All material below is to be reproduced exactly.

[Saved entries]
--- START ---
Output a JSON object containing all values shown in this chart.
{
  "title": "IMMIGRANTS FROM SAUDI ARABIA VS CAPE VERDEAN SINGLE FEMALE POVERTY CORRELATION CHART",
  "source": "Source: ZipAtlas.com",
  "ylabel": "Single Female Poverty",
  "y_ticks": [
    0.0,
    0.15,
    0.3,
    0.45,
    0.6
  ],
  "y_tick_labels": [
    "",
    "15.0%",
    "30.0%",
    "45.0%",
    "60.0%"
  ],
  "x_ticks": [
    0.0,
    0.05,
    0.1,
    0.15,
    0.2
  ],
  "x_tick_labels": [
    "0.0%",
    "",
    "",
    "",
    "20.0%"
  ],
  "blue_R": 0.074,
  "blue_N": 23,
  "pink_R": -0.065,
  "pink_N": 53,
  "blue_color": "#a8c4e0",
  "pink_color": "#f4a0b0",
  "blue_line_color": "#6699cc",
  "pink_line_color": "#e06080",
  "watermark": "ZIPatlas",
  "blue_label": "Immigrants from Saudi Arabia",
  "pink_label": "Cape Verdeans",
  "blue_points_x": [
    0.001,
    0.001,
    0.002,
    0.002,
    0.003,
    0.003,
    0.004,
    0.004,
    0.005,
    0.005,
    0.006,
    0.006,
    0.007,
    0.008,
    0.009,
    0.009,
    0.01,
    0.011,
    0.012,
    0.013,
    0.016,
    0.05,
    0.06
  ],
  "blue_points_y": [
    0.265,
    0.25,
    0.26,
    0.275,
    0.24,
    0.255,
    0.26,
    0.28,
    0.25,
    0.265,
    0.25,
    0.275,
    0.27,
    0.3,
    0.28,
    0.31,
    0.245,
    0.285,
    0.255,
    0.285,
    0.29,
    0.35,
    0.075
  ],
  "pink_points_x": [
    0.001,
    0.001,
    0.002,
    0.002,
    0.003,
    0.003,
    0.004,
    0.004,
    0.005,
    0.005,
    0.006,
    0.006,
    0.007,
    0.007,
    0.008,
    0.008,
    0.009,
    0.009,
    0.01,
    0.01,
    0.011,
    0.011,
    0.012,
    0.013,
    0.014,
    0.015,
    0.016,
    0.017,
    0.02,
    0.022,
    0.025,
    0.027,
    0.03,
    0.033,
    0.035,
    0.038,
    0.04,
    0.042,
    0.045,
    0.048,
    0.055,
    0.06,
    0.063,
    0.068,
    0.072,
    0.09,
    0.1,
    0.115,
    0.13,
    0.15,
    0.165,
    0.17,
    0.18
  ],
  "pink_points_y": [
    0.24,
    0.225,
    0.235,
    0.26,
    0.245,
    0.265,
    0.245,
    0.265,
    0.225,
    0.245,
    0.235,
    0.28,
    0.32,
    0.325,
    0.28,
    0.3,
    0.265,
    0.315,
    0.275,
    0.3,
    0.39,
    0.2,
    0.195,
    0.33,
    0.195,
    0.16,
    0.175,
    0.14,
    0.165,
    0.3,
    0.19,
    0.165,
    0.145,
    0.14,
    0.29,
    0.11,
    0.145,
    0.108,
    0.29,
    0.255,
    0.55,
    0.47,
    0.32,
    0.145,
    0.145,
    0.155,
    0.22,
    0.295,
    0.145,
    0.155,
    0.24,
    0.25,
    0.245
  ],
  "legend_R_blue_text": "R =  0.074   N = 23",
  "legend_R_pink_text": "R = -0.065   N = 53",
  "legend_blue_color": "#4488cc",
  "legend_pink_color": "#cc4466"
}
--- END ---
◆ PROBLEM SOLUTION:
Output a JSON object containing all values shown in this chart.
{
  "title": "IMMIGRANTS FROM SAUDI ARABIA VS CAPE VERDEAN SINGLE FEMALE POVERTY CORRELATION CHART",
  "source": "Source: ZipAtlas.com",
  "ylabel": "Single Female Poverty",
  "y_ticks": [
    0.0,
    0.15,
    0.3,
    0.45,
    0.6
  ],
  "y_tick_labels": [
    "",
    "15.0%",
    "30.0%",
    "45.0%",
    "60.0%"
  ],
  "x_ticks": [
    0.0,
    0.05,
    0.1,
    0.15,
    0.2
  ],
  "x_tick_labels": [
    "0.0%",
    "",
    "",
    "",
    "20.0%"
  ],
  "blue_R": 0.074,
  "blue_N": 23,
  "pink_R": -0.065,
  "pink_N": 53,
  "blue_color": "#a8c4e0",
  "pink_color": "#f4a0b0",
  "blue_line_color": "#6699cc",
  "pink_line_color": "#e06080",
  "watermark": "ZIPatlas",
  "blue_label": "Immigrants from Saudi Arabia",
  "pink_label": "Cape Verdeans",
  "blue_points_x": [
    0.001,
    0.001,
    0.002,
    0.002,
    0.003,
    0.003,
    0.004,
    0.004,
    0.005,
    0.005,
    0.006,
    0.006,
    0.007,
    0.008,
    0.009,
    0.009,
    0.01,
    0.011,
    0.012,
    0.013,
    0.016,
    0.05,
    0.06
  ],
  "blue_points_y": [
    0.265,
    0.25,
    0.26,
    0.275,
    0.24,
    0.255,
    0.26,
    0.28,
    0.25,
    0.265,
    0.25,
    0.275,
    0.27,
    0.3,
    0.28,
    0.31,
    0.245,
    0.285,
    0.255,
    0.285,
    0.29,
    0.35,
    0.075
  ],
  "pink_points_x": [
    0.001,
    0.001,
    0.002,
    0.002,
    0.003,
    0.003,
    0.004,
    0.004,
    0.005,
    0.005,
    0.006,
    0.006,
    0.007,
    0.007,
    0.008,
    0.008,
    0.009,
    0.009,
    0.01,
    0.01,
    0.011,
    0.011,
    0.012,
    0.013,
    0.014,
    0.015,
    0.016,
    0.017,
    0.02,
    0.022,
    0.025,
    0.027,
    0.03,
    0.033,
    0.035,
    0.038,
    0.04,
    0.042,
    0.045,
    0.048,
    0.055,
    0.06,
    0.063,
    0.068,
    0.072,
    0.09,
    0.1,
    0.115,
    0.13,
    0.15,
    0.165,
    0.17,
    0.18
  ],
  "pink_points_y": [
    0.24,
    0.225,
    0.235,
    0.26,
    0.245,
    0.265,
    0.245,
    0.265,
    0.225,
    0.245,
    0.235,
    0.28,
    0.32,
    0.325,
    0.28,
    0.3,
    0.265,
    0.315,
    0.275,
    0.3,
    0.39,
    0.2,
    0.195,
    0.33,
    0.195,
    0.16,
    0.175,
    0.14,
    0.165,
    0.3,
    0.19,
    0.165,
    0.145,
    0.14,
    0.29,
    0.11,
    0.145,
    0.108,
    0.29,
    0.255,
    0.55,
    0.47,
    0.32,
    0.145,
    0.145,
    0.155,
    0.22,
    0.295,
    0.145,
    0.155,
    0.24,
    0.25,
    0.245
  ],
  "legend_R_blue_text": "R =  0.074   N = 23",
  "legend_R_pink_text": "R = -0.065   N = 53",
  "legend_blue_color": "#4488cc",
  "legend_pink_color": "#cc4466"
}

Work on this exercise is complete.